__EXERCISE REQUIREMENTS__: Go through the material below and copy each line where the word "Слой" appears.

__EXTRACTED MATERIAL__:
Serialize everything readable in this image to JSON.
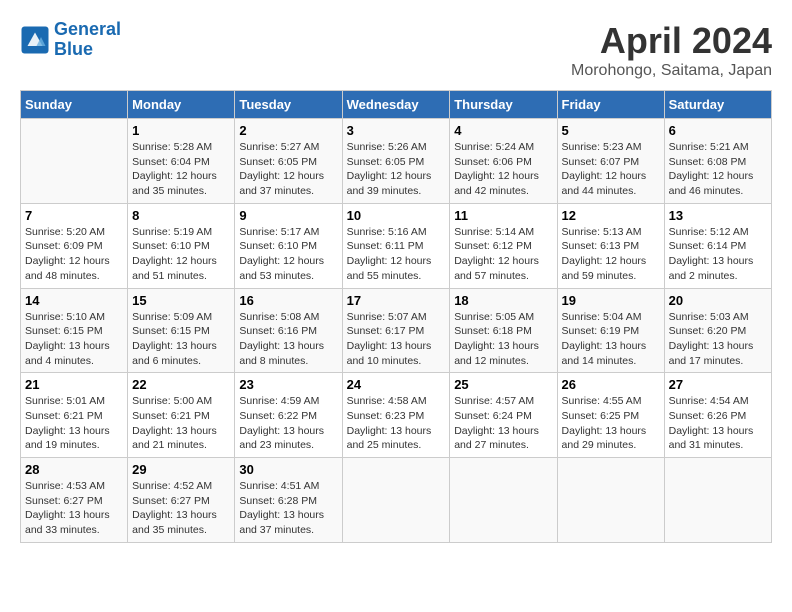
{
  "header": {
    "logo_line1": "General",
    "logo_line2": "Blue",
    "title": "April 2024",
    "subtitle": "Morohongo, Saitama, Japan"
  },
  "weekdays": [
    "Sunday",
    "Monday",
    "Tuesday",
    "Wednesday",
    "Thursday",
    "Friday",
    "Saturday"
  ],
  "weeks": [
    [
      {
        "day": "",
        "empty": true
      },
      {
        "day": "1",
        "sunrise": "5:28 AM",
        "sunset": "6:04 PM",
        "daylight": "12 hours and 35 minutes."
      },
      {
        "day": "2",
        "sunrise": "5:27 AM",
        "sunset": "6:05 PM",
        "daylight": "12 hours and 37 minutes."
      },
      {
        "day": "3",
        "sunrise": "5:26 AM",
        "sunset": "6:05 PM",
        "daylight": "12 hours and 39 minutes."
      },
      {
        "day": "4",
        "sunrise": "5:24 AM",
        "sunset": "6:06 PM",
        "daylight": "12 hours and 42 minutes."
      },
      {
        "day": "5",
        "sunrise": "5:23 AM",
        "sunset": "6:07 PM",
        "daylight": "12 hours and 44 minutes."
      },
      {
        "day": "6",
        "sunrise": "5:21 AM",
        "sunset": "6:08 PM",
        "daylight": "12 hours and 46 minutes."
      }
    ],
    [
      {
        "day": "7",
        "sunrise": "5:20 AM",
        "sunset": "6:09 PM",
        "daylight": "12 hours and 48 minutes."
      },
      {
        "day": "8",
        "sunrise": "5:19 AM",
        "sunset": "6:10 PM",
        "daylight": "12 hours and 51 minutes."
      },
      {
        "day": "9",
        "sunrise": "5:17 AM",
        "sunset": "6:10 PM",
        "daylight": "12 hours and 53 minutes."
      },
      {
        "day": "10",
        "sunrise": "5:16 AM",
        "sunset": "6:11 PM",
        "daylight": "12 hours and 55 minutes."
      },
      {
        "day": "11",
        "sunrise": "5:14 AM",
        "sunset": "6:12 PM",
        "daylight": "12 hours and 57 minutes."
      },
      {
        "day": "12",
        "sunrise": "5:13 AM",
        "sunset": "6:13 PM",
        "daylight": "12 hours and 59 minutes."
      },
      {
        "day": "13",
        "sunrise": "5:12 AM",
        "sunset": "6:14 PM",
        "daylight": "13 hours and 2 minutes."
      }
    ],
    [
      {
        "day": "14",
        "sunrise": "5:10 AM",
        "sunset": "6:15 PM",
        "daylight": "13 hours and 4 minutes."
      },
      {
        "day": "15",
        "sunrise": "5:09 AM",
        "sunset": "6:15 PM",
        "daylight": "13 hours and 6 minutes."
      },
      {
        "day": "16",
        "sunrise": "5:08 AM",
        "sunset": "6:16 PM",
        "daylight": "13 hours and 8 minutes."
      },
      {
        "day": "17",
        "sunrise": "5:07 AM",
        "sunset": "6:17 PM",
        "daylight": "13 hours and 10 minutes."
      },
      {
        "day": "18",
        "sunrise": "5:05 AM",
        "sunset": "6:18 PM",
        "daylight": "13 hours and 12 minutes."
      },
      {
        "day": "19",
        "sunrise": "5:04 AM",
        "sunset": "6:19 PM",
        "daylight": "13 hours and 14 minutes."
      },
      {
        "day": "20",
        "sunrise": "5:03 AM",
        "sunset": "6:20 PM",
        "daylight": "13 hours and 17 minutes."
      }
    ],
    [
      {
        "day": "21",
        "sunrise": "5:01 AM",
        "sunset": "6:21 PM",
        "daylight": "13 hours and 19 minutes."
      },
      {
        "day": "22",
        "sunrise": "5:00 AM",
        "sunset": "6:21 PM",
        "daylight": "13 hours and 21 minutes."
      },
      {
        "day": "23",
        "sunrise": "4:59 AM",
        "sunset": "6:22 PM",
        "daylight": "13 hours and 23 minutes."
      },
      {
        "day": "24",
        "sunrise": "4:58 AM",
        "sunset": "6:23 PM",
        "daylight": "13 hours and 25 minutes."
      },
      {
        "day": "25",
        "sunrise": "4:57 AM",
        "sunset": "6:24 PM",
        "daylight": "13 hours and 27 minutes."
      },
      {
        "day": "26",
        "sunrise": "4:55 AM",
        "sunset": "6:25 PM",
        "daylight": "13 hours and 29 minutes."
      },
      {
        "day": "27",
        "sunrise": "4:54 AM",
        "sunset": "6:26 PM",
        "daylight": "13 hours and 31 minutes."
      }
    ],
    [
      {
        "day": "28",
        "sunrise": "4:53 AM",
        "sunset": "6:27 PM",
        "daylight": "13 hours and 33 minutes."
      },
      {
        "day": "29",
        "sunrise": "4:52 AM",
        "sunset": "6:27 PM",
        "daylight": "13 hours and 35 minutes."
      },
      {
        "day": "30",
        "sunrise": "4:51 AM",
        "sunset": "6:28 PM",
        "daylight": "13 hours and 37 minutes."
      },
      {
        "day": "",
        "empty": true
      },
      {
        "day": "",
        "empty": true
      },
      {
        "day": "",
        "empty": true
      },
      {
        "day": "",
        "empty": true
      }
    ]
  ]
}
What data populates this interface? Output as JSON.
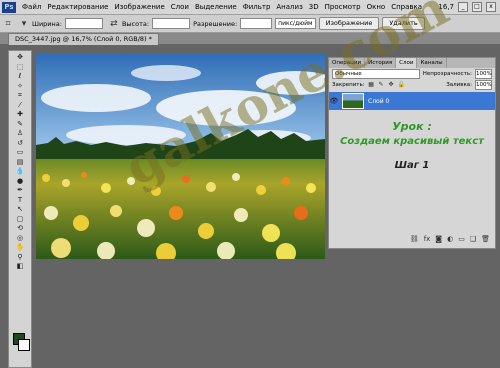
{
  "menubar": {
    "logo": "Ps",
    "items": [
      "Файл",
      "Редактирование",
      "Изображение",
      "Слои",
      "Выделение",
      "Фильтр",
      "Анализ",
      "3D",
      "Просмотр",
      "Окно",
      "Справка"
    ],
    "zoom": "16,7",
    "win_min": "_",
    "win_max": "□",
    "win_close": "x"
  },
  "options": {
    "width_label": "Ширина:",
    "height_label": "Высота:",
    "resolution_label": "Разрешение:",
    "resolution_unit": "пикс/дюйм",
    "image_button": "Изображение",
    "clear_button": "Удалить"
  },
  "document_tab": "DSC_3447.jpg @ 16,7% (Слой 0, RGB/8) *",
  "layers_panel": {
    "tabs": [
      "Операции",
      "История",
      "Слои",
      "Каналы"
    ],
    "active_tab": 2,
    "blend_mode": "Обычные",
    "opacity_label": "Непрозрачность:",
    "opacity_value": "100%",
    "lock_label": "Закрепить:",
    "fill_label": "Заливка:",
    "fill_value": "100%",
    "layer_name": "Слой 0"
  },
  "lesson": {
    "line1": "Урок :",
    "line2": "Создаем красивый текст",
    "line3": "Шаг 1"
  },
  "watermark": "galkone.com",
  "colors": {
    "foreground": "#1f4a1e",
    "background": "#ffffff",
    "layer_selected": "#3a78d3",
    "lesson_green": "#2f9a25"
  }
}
* * *
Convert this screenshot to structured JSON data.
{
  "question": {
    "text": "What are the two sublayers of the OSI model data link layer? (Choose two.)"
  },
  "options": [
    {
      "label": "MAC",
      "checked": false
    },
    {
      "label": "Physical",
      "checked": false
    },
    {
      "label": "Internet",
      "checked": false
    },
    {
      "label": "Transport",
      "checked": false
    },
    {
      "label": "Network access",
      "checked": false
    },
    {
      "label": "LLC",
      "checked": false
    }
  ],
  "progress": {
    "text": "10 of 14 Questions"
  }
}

__RESULT OF THIS TASK__:
  "document_tab": "DSC_3447.jpg @ 16,7% (Слой 0, RGB/8) *",
    "layer_name": "Слой 0"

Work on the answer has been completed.